Directions: The entries are to be returned exactly, with images left out.

-=-=-=-=-

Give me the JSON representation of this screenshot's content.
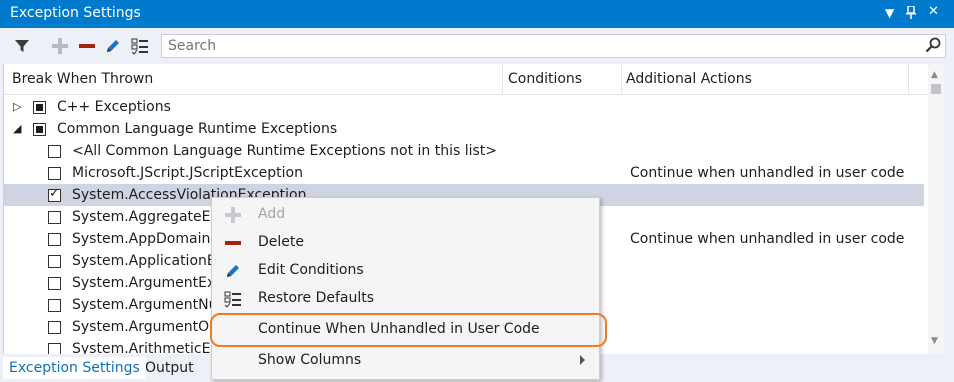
{
  "window": {
    "title": "Exception Settings"
  },
  "search": {
    "placeholder": "Search"
  },
  "columns": {
    "break": "Break When Thrown",
    "conditions": "Conditions",
    "actions": "Additional Actions"
  },
  "rows": [
    {
      "label": "C++ Exceptions"
    },
    {
      "label": "Common Language Runtime Exceptions"
    },
    {
      "label": "<All Common Language Runtime Exceptions not in this list>",
      "action": ""
    },
    {
      "label": "Microsoft.JScript.JScriptException",
      "action": "Continue when unhandled in user code"
    },
    {
      "label": "System.AccessViolationException",
      "action": ""
    },
    {
      "label": "System.AggregateExc",
      "action": ""
    },
    {
      "label": "System.AppDomainU",
      "action": "Continue when unhandled in user code"
    },
    {
      "label": "System.ApplicationEx",
      "action": ""
    },
    {
      "label": "System.ArgumentExce",
      "action": ""
    },
    {
      "label": "System.ArgumentNull",
      "action": ""
    },
    {
      "label": "System.ArgumentOut",
      "action": ""
    },
    {
      "label": "System.ArithmeticE",
      "action": ""
    }
  ],
  "menu": {
    "items": [
      {
        "label": "Add"
      },
      {
        "label": "Delete"
      },
      {
        "label": "Edit Conditions"
      },
      {
        "label": "Restore Defaults"
      },
      {
        "label": "Continue When Unhandled in User Code"
      },
      {
        "label": "Show Columns"
      }
    ]
  },
  "tabs": [
    {
      "label": "Exception Settings"
    },
    {
      "label": "Output"
    }
  ],
  "colors": {
    "titlebar": "#007acc",
    "highlight": "#f07b26",
    "selection": "#cfd3e2"
  }
}
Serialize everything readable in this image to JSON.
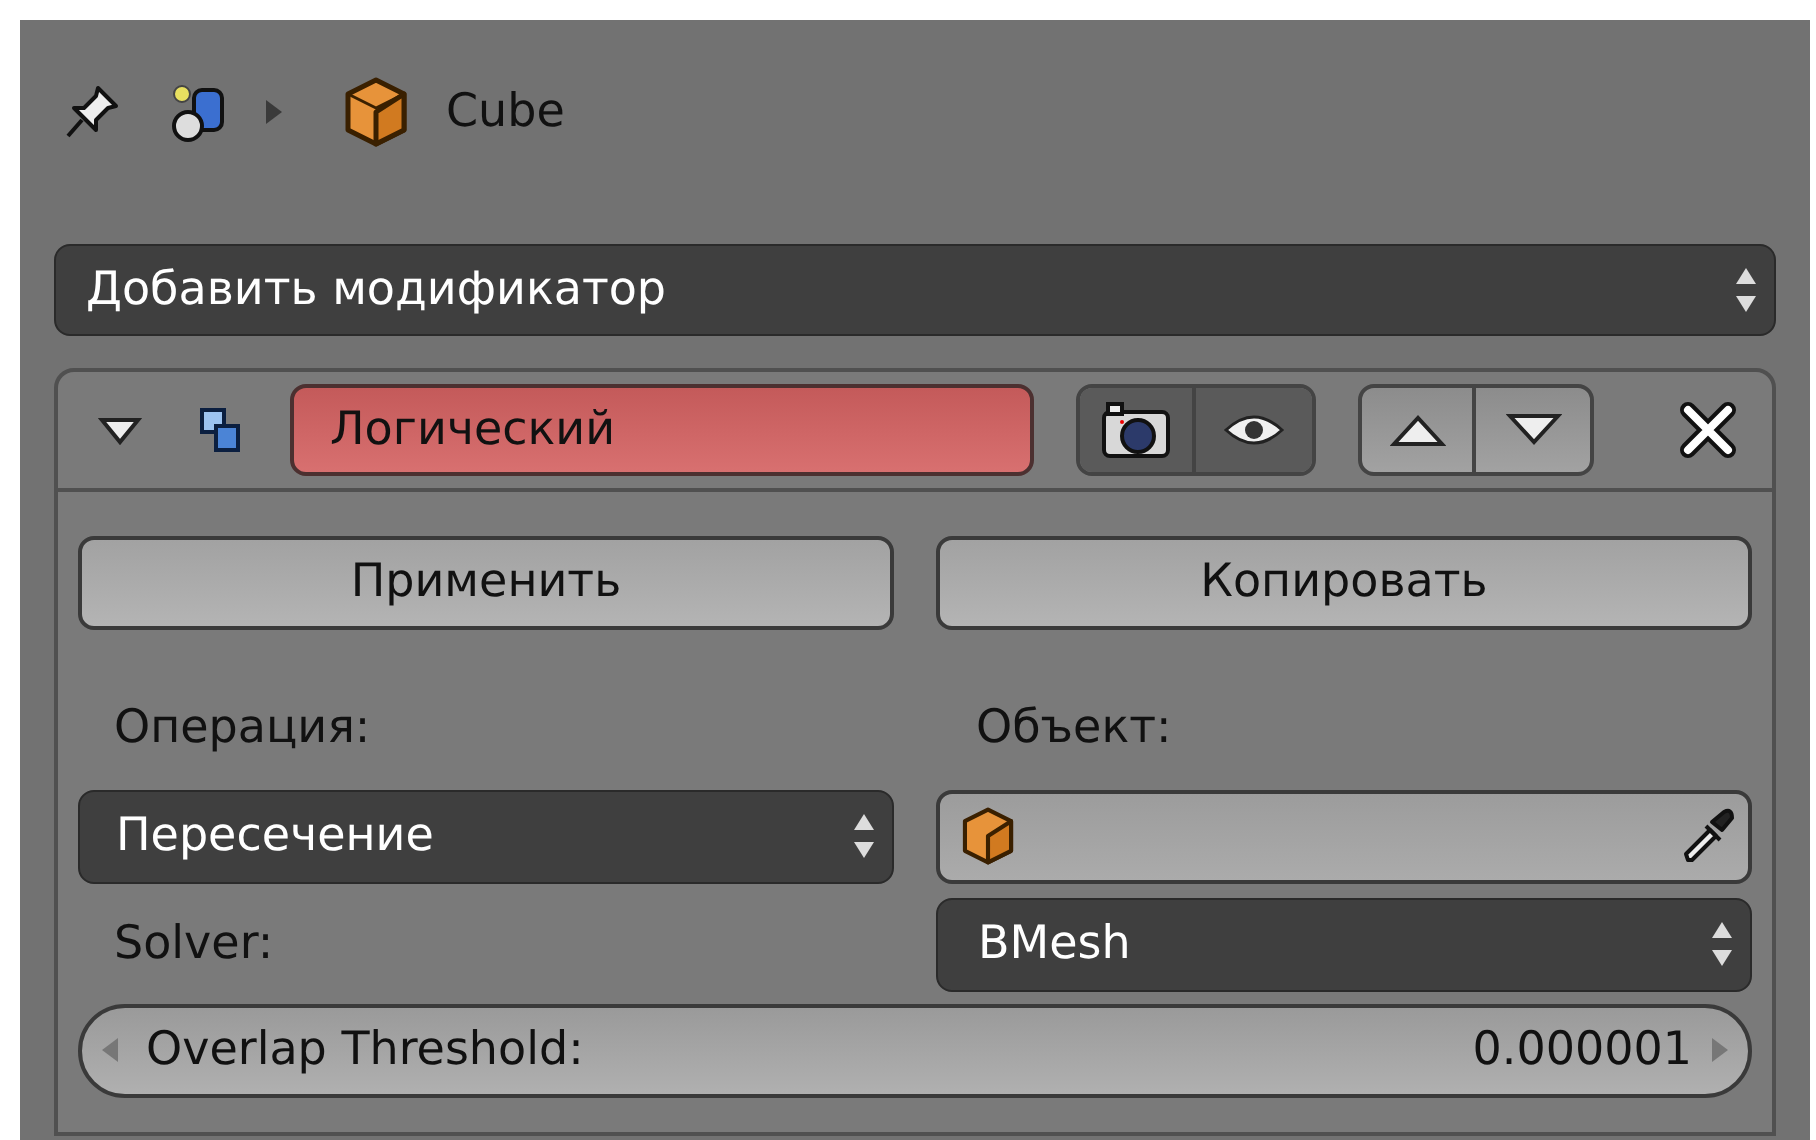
{
  "header": {
    "object_name": "Cube"
  },
  "add_modifier": {
    "label": "Добавить модификатор"
  },
  "modifier": {
    "expanded": true,
    "name": "Логический",
    "render_enabled": true,
    "viewport_enabled": true,
    "buttons": [
      "Применить",
      "Копировать"
    ],
    "operation": {
      "label": "Операция:",
      "value": "Пересечение"
    },
    "object": {
      "label": "Объект:"
    },
    "solver": {
      "label": "Solver:",
      "value": "BMesh"
    },
    "overlap": {
      "label": "Overlap Threshold:",
      "value": "0.000001"
    }
  }
}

-=-=-=-=-

Answer below:
Give me the JSON representation of this screenshot's content.
{
  "window": {
    "title": "Exception Settings"
  },
  "search": {
    "placeholder": "Search"
  },
  "columns": {
    "break": "Break When Thrown",
    "conditions": "Conditions",
    "actions": "Additional Actions"
  },
  "rows": [
    {
      "label": "C++ Exceptions"
    },
    {
      "label": "Common Language Runtime Exceptions"
    },
    {
      "label": "<All Common Language Runtime Exceptions not in this list>",
      "action": ""
    },
    {
      "label": "Microsoft.JScript.JScriptException",
      "action": "Continue when unhandled in user code"
    },
    {
      "label": "System.AccessViolationException",
      "action": ""
    },
    {
      "label": "System.AggregateExc",
      "action": ""
    },
    {
      "label": "System.AppDomainU",
      "action": "Continue when unhandled in user code"
    },
    {
      "label": "System.ApplicationEx",
      "action": ""
    },
    {
      "label": "System.ArgumentExce",
      "action": ""
    },
    {
      "label": "System.ArgumentNull",
      "action": ""
    },
    {
      "label": "System.ArgumentOut",
      "action": ""
    },
    {
      "label": "System.ArithmeticE",
      "action": ""
    }
  ],
  "menu": {
    "items": [
      {
        "label": "Add"
      },
      {
        "label": "Delete"
      },
      {
        "label": "Edit Conditions"
      },
      {
        "label": "Restore Defaults"
      },
      {
        "label": "Continue When Unhandled in User Code"
      },
      {
        "label": "Show Columns"
      }
    ]
  },
  "tabs": [
    {
      "label": "Exception Settings"
    },
    {
      "label": "Output"
    }
  ],
  "colors": {
    "titlebar": "#007acc",
    "highlight": "#f07b26",
    "selection": "#cfd3e2"
  }
}
Serialize everything readable in this image to JSON.
{
  "header": {
    "object_name": "Cube"
  },
  "add_modifier": {
    "label": "Добавить модификатор"
  },
  "modifier": {
    "expanded": true,
    "name": "Логический",
    "render_enabled": true,
    "viewport_enabled": true,
    "buttons": [
      "Применить",
      "Копировать"
    ],
    "operation": {
      "label": "Операция:",
      "value": "Пересечение"
    },
    "object": {
      "label": "Объект:"
    },
    "solver": {
      "label": "Solver:",
      "value": "BMesh"
    },
    "overlap": {
      "label": "Overlap Threshold:",
      "value": "0.000001"
    }
  }
}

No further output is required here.